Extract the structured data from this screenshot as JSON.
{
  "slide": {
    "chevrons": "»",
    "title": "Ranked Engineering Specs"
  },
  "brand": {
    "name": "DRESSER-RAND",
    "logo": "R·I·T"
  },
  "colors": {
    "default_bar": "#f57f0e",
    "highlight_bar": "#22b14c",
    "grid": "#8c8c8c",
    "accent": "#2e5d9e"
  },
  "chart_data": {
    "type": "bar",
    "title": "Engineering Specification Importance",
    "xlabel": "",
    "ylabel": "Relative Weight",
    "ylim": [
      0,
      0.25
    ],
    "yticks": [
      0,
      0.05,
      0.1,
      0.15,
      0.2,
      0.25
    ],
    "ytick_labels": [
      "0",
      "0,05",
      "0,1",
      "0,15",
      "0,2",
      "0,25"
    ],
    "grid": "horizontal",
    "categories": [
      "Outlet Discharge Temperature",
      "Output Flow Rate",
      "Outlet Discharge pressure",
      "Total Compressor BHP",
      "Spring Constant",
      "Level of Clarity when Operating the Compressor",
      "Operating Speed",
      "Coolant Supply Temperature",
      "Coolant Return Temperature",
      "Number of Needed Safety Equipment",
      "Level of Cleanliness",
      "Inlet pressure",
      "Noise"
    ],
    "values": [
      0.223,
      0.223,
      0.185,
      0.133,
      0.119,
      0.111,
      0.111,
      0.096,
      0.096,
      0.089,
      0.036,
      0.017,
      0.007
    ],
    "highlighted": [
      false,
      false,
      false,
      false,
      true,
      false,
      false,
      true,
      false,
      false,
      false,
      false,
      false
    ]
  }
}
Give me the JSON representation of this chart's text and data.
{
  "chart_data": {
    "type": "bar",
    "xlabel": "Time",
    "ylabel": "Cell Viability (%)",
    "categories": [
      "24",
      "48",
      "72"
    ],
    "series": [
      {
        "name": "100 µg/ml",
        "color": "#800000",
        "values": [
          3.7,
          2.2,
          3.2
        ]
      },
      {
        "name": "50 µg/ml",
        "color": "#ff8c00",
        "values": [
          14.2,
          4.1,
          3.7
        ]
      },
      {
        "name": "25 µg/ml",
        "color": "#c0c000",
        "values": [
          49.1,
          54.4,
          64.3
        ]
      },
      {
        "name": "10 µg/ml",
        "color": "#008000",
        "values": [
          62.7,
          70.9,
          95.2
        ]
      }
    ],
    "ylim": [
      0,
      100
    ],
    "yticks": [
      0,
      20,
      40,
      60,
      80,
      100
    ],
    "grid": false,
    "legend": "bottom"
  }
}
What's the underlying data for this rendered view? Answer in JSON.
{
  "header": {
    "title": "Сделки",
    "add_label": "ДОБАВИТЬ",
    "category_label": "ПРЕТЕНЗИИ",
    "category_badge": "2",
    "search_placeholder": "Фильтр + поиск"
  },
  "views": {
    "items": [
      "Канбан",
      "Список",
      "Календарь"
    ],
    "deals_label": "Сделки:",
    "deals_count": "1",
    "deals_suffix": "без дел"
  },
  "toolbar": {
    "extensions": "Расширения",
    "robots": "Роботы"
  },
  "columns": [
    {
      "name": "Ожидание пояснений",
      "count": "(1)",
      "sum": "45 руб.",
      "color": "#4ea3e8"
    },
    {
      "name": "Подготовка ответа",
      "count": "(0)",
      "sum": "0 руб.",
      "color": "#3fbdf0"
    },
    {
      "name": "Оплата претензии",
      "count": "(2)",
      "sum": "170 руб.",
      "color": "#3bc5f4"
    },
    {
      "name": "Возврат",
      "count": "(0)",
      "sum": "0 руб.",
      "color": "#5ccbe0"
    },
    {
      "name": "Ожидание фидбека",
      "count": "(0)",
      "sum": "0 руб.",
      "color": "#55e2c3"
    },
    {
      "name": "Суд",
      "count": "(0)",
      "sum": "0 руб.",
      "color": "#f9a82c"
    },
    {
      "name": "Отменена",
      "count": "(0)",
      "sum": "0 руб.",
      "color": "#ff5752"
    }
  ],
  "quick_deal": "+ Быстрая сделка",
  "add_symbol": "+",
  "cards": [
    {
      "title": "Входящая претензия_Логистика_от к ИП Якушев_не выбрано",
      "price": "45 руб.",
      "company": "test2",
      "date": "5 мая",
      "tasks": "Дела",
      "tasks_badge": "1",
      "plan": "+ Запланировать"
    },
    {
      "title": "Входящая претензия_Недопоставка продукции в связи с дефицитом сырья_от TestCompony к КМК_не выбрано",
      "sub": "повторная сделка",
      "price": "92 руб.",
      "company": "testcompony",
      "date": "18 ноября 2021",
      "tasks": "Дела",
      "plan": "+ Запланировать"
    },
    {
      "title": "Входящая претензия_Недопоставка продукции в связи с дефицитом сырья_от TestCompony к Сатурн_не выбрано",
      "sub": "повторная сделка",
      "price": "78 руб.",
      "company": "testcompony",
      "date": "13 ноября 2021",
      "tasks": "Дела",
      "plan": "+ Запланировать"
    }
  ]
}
******************************
Required task:
Output the listing above word for word.

Expected output:
Extract the structured data from this screenshot as JSON.
{
  "slide": {
    "chevrons": "»",
    "title": "Ranked Engineering Specs"
  },
  "brand": {
    "name": "DRESSER-RAND",
    "logo": "R·I·T"
  },
  "colors": {
    "default_bar": "#f57f0e",
    "highlight_bar": "#22b14c",
    "grid": "#8c8c8c",
    "accent": "#2e5d9e"
  },
  "chart_data": {
    "type": "bar",
    "title": "Engineering Specification Importance",
    "xlabel": "",
    "ylabel": "Relative Weight",
    "ylim": [
      0,
      0.25
    ],
    "yticks": [
      0,
      0.05,
      0.1,
      0.15,
      0.2,
      0.25
    ],
    "ytick_labels": [
      "0",
      "0,05",
      "0,1",
      "0,15",
      "0,2",
      "0,25"
    ],
    "grid": "horizontal",
    "categories": [
      "Outlet Discharge Temperature",
      "Output Flow Rate",
      "Outlet Discharge pressure",
      "Total Compressor BHP",
      "Spring Constant",
      "Level of Clarity when Operating the Compressor",
      "Operating Speed",
      "Coolant Supply Temperature",
      "Coolant Return Temperature",
      "Number of Needed Safety Equipment",
      "Level of Cleanliness",
      "Inlet pressure",
      "Noise"
    ],
    "values": [
      0.223,
      0.223,
      0.185,
      0.133,
      0.119,
      0.111,
      0.111,
      0.096,
      0.096,
      0.089,
      0.036,
      0.017,
      0.007
    ],
    "highlighted": [
      false,
      false,
      false,
      false,
      true,
      false,
      false,
      true,
      false,
      false,
      false,
      false,
      false
    ]
  }
}
Give me the JSON representation of this chart's text and data.
{
  "chart_data": {
    "type": "bar",
    "xlabel": "Time",
    "ylabel": "Cell Viability (%)",
    "categories": [
      "24",
      "48",
      "72"
    ],
    "series": [
      {
        "name": "100 µg/ml",
        "color": "#800000",
        "values": [
          3.7,
          2.2,
          3.2
        ]
      },
      {
        "name": "50 µg/ml",
        "color": "#ff8c00",
        "values": [
          14.2,
          4.1,
          3.7
        ]
      },
      {
        "name": "25 µg/ml",
        "color": "#c0c000",
        "values": [
          49.1,
          54.4,
          64.3
        ]
      },
      {
        "name": "10 µg/ml",
        "color": "#008000",
        "values": [
          62.7,
          70.9,
          95.2
        ]
      }
    ],
    "ylim": [
      0,
      100
    ],
    "yticks": [
      0,
      20,
      40,
      60,
      80,
      100
    ],
    "grid": false,
    "legend": "bottom"
  }
}
What's the underlying data for this rendered view? Answer in JSON.
{
  "header": {
    "title": "Сделки",
    "add_label": "ДОБАВИТЬ",
    "category_label": "ПРЕТЕНЗИИ",
    "category_badge": "2",
    "search_placeholder": "Фильтр + поиск"
  },
  "views": {
    "items": [
      "Канбан",
      "Список",
      "Календарь"
    ],
    "deals_label": "Сделки:",
    "deals_count": "1",
    "deals_suffix": "без дел"
  },
  "toolbar": {
    "extensions": "Расширения",
    "robots": "Роботы"
  },
  "columns": [
    {
      "name": "Ожидание пояснений",
      "count": "(1)",
      "sum": "45 руб.",
      "color": "#4ea3e8"
    },
    {
      "name": "Подготовка ответа",
      "count": "(0)",
      "sum": "0 руб.",
      "color": "#3fbdf0"
    },
    {
      "name": "Оплата претензии",
      "count": "(2)",
      "sum": "170 руб.",
      "color": "#3bc5f4"
    },
    {
      "name": "Возврат",
      "count": "(0)",
      "sum": "0 руб.",
      "color": "#5ccbe0"
    },
    {
      "name": "Ожидание фидбека",
      "count": "(0)",
      "sum": "0 руб.",
      "color": "#55e2c3"
    },
    {
      "name": "Суд",
      "count": "(0)",
      "sum": "0 руб.",
      "color": "#f9a82c"
    },
    {
      "name": "Отменена",
      "count": "(0)",
      "sum": "0 руб.",
      "color": "#ff5752"
    }
  ],
  "quick_deal": "+ Быстрая сделка",
  "add_symbol": "+",
  "cards": [
    {
      "title": "Входящая претензия_Логистика_от к ИП Якушев_не выбрано",
      "price": "45 руб.",
      "company": "test2",
      "date": "5 мая",
      "tasks": "Дела",
      "tasks_badge": "1",
      "plan": "+ Запланировать"
    },
    {
      "title": "Входящая претензия_Недопоставка продукции в связи с дефицитом сырья_от TestCompony к КМК_не выбрано",
      "sub": "повторная сделка",
      "price": "92 руб.",
      "company": "testcompony",
      "date": "18 ноября 2021",
      "tasks": "Дела",
      "plan": "+ Запланировать"
    },
    {
      "title": "Входящая претензия_Недопоставка продукции в связи с дефицитом сырья_от TestCompony к Сатурн_не выбрано",
      "sub": "повторная сделка",
      "price": "78 руб.",
      "company": "testcompony",
      "date": "13 ноября 2021",
      "tasks": "Дела",
      "plan": "+ Запланировать"
    }
  ]
}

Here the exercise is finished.